Work required>
The listing below is to be output in its exact form.

Given data>
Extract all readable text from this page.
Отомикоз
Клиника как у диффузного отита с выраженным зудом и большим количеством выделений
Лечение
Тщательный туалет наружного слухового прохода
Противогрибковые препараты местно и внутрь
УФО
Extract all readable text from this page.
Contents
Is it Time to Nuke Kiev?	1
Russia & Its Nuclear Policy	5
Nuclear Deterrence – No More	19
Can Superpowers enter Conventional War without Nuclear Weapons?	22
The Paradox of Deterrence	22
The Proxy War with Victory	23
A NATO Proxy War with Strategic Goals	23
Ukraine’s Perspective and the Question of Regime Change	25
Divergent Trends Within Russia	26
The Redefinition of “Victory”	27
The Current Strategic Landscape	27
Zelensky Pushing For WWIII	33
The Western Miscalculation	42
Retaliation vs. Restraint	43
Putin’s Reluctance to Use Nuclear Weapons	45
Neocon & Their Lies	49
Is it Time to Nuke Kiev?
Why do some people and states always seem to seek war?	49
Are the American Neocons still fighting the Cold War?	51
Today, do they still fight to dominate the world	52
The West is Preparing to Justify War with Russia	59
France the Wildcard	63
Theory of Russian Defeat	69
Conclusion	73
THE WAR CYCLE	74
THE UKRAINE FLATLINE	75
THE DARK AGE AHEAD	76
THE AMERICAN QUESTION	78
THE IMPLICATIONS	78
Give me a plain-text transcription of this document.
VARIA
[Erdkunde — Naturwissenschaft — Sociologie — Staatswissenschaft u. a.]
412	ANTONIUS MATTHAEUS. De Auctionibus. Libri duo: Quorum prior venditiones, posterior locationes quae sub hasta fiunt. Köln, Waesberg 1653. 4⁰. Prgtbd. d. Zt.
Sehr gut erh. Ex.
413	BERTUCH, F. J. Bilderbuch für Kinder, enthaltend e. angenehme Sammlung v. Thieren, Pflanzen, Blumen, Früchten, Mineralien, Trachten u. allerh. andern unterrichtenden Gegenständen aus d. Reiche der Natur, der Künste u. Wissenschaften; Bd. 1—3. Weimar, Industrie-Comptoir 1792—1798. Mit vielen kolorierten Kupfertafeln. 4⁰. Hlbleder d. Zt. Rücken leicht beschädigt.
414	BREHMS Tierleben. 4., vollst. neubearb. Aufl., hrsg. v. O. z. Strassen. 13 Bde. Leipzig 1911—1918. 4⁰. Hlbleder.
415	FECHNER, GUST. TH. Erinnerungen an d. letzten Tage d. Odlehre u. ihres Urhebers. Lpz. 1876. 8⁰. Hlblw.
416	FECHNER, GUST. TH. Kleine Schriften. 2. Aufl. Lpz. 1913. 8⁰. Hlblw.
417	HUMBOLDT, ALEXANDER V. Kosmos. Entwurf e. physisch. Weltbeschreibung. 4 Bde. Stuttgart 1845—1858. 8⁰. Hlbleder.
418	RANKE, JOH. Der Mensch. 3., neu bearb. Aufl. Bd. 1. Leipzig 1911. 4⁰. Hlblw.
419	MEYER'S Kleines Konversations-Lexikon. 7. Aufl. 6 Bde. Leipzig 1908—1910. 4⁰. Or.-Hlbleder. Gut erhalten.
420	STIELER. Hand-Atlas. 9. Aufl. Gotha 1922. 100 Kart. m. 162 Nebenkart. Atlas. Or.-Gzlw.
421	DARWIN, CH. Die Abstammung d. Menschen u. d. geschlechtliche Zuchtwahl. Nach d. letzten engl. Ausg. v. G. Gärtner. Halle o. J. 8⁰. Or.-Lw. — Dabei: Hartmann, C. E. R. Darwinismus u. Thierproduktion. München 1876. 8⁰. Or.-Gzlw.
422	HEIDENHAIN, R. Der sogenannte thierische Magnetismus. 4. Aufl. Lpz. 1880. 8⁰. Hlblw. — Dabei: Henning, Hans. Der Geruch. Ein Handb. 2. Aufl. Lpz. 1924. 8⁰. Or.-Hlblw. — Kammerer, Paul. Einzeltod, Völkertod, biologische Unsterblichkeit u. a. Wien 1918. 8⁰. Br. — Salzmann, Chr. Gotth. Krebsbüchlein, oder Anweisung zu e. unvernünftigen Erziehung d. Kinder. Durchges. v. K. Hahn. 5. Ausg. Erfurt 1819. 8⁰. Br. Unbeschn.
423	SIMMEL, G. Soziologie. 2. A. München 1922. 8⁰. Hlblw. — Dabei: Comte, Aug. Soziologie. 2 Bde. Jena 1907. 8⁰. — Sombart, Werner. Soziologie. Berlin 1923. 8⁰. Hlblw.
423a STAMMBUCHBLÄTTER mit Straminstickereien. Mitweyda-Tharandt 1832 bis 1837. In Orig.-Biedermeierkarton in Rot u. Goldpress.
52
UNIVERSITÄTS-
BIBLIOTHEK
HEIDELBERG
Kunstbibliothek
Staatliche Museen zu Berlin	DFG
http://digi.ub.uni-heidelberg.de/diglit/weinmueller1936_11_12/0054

Problem solution>
Extract all readable text from this page.
Отомикоз
Клиника как у диффузного отита с выраженным зудом и большим количеством выделений
Лечение
Тщательный туалет наружного слухового прохода
Противогрибковые препараты местно и внутрь
УФО
Extract all readable text from this page.
Contents
Is it Time to Nuke Kiev?	1
Russia & Its Nuclear Policy	5
Nuclear Deterrence – No More	19
Can Superpowers enter Conventional War without Nuclear Weapons?	22
The Paradox of Deterrence	22
The Proxy War with Victory	23
A NATO Proxy War with Strategic Goals	23
Ukraine’s Perspective and the Question of Regime Change	25
Divergent Trends Within Russia	26
The Redefinition of “Victory”	27
The Current Strategic Landscape	27
Zelensky Pushing For WWIII	33
The Western Miscalculation	42
Retaliation vs. Restraint	43
Putin’s Reluctance to Use Nuclear Weapons	45
Neocon & Their Lies	49
Is it Time to Nuke Kiev?
Why do some people and states always seem to seek war?	49
Are the American Neocons still fighting the Cold War?	51
Today, do they still fight to dominate the world	52
The West is Preparing to Justify War with Russia	59
France the Wildcard	63
Theory of Russian Defeat	69
Conclusion	73
THE WAR CYCLE	74
THE UKRAINE FLATLINE	75
THE DARK AGE AHEAD	76
THE AMERICAN QUESTION	78
THE IMPLICATIONS	78
Give me a plain-text transcription of this document.
VARIA
[Erdkunde — Naturwissenschaft — Sociologie — Staatswissenschaft u. a.]
412	ANTONIUS MATTHAEUS. De Auctionibus. Libri duo: Quorum prior venditiones, posterior locationes quae sub hasta fiunt. Köln, Waesberg 1653. 4⁰. Prgtbd. d. Zt.
Sehr gut erh. Ex.
413	BERTUCH, F. J. Bilderbuch für Kinder, enthaltend e. angenehme Sammlung v. Thieren, Pflanzen, Blumen, Früchten, Mineralien, Trachten u. allerh. andern unterrichtenden Gegenständen aus d. Reiche der Natur, der Künste u. Wissenschaften; Bd. 1—3. Weimar, Industrie-Comptoir 1792—1798. Mit vielen kolorierten Kupfertafeln. 4⁰. Hlbleder d. Zt. Rücken leicht beschädigt.
414	BREHMS Tierleben. 4., vollst. neubearb. Aufl., hrsg. v. O. z. Strassen. 13 Bde. Leipzig 1911—1918. 4⁰. Hlbleder.
415	FECHNER, GUST. TH. Erinnerungen an d. letzten Tage d. Odlehre u. ihres Urhebers. Lpz. 1876. 8⁰. Hlblw.
416	FECHNER, GUST. TH. Kleine Schriften. 2. Aufl. Lpz. 1913. 8⁰. Hlblw.
417	HUMBOLDT, ALEXANDER V. Kosmos. Entwurf e. physisch. Weltbeschreibung. 4 Bde. Stuttgart 1845—1858. 8⁰. Hlbleder.
418	RANKE, JOH. Der Mensch. 3., neu bearb. Aufl. Bd. 1. Leipzig 1911. 4⁰. Hlblw.
419	MEYER'S Kleines Konversations-Lexikon. 7. Aufl. 6 Bde. Leipzig 1908—1910. 4⁰. Or.-Hlbleder. Gut erhalten.
420	STIELER. Hand-Atlas. 9. Aufl. Gotha 1922. 100 Kart. m. 162 Nebenkart. Atlas. Or.-Gzlw.
421	DARWIN, CH. Die Abstammung d. Menschen u. d. geschlechtliche Zuchtwahl. Nach d. letzten engl. Ausg. v. G. Gärtner. Halle o. J. 8⁰. Or.-Lw. — Dabei: Hartmann, C. E. R. Darwinismus u. Thierproduktion. München 1876. 8⁰. Or.-Gzlw.
422	HEIDENHAIN, R. Der sogenannte thierische Magnetismus. 4. Aufl. Lpz. 1880. 8⁰. Hlblw. — Dabei: Henning, Hans. Der Geruch. Ein Handb. 2. Aufl. Lpz. 1924. 8⁰. Or.-Hlblw. — Kammerer, Paul. Einzeltod, Völkertod, biologische Unsterblichkeit u. a. Wien 1918. 8⁰. Br. — Salzmann, Chr. Gotth. Krebsbüchlein, oder Anweisung zu e. unvernünftigen Erziehung d. Kinder. Durchges. v. K. Hahn. 5. Ausg. Erfurt 1819. 8⁰. Br. Unbeschn.
423	SIMMEL, G. Soziologie. 2. A. München 1922. 8⁰. Hlblw. — Dabei: Comte, Aug. Soziologie. 2 Bde. Jena 1907. 8⁰. — Sombart, Werner. Soziologie. Berlin 1923. 8⁰. Hlblw.
423a STAMMBUCHBLÄTTER mit Straminstickereien. Mitweyda-Tharandt 1832 bis 1837. In Orig.-Biedermeierkarton in Rot u. Goldpress.
52
UNIVERSITÄTS-
BIBLIOTHEK
HEIDELBERG
Kunstbibliothek
Staatliche Museen zu Berlin	DFG
http://digi.ub.uni-heidelberg.de/diglit/weinmueller1936_11_12/0054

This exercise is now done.